Reproduce the entries below in full, word for word.

───── DATASET EXTRACT

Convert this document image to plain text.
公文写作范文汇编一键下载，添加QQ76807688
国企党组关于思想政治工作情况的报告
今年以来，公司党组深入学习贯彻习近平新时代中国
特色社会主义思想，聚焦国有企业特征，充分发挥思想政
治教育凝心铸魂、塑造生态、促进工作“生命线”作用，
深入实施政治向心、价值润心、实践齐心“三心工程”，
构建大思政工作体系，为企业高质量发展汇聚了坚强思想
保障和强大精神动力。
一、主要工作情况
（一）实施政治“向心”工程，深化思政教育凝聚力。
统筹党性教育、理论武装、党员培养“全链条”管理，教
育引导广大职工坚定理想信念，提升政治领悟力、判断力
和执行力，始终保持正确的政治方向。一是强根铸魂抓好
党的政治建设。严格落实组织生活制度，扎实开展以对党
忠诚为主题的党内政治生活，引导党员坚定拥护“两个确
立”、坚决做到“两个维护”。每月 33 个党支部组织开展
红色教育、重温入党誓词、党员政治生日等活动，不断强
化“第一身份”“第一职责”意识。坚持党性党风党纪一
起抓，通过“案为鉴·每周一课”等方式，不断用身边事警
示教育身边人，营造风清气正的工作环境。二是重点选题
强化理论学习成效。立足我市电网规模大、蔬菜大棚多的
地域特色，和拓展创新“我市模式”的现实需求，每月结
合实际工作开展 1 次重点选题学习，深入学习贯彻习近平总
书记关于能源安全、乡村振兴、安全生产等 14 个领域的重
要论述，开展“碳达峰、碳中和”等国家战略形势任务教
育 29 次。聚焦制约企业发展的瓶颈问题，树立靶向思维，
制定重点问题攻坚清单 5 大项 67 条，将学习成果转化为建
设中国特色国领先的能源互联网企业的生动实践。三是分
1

──────────

SOLUTION TO THE EXERCISE:
Convert this document image to plain text.
公文写作范文汇编一键下载，添加QQ76807688
国企党组关于思想政治工作情况的报告
今年以来，公司党组深入学习贯彻习近平新时代中国
特色社会主义思想，聚焦国有企业特征，充分发挥思想政
治教育凝心铸魂、塑造生态、促进工作“生命线”作用，
深入实施政治向心、价值润心、实践齐心“三心工程”，
构建大思政工作体系，为企业高质量发展汇聚了坚强思想
保障和强大精神动力。
一、主要工作情况
（一）实施政治“向心”工程，深化思政教育凝聚力。
统筹党性教育、理论武装、党员培养“全链条”管理，教
育引导广大职工坚定理想信念，提升政治领悟力、判断力
和执行力，始终保持正确的政治方向。一是强根铸魂抓好
党的政治建设。严格落实组织生活制度，扎实开展以对党
忠诚为主题的党内政治生活，引导党员坚定拥护“两个确
立”、坚决做到“两个维护”。每月 33 个党支部组织开展
红色教育、重温入党誓词、党员政治生日等活动，不断强
化“第一身份”“第一职责”意识。坚持党性党风党纪一
起抓，通过“案为鉴·每周一课”等方式，不断用身边事警
示教育身边人，营造风清气正的工作环境。二是重点选题
强化理论学习成效。立足我市电网规模大、蔬菜大棚多的
地域特色，和拓展创新“我市模式”的现实需求，每月结
合实际工作开展 1 次重点选题学习，深入学习贯彻习近平总
书记关于能源安全、乡村振兴、安全生产等 14 个领域的重
要论述，开展“碳达峰、碳中和”等国家战略形势任务教
育 29 次。聚焦制约企业发展的瓶颈问题，树立靶向思维，
制定重点问题攻坚清单 5 大项 67 条，将学习成果转化为建
设中国特色国领先的能源互联网企业的生动实践。三是分
1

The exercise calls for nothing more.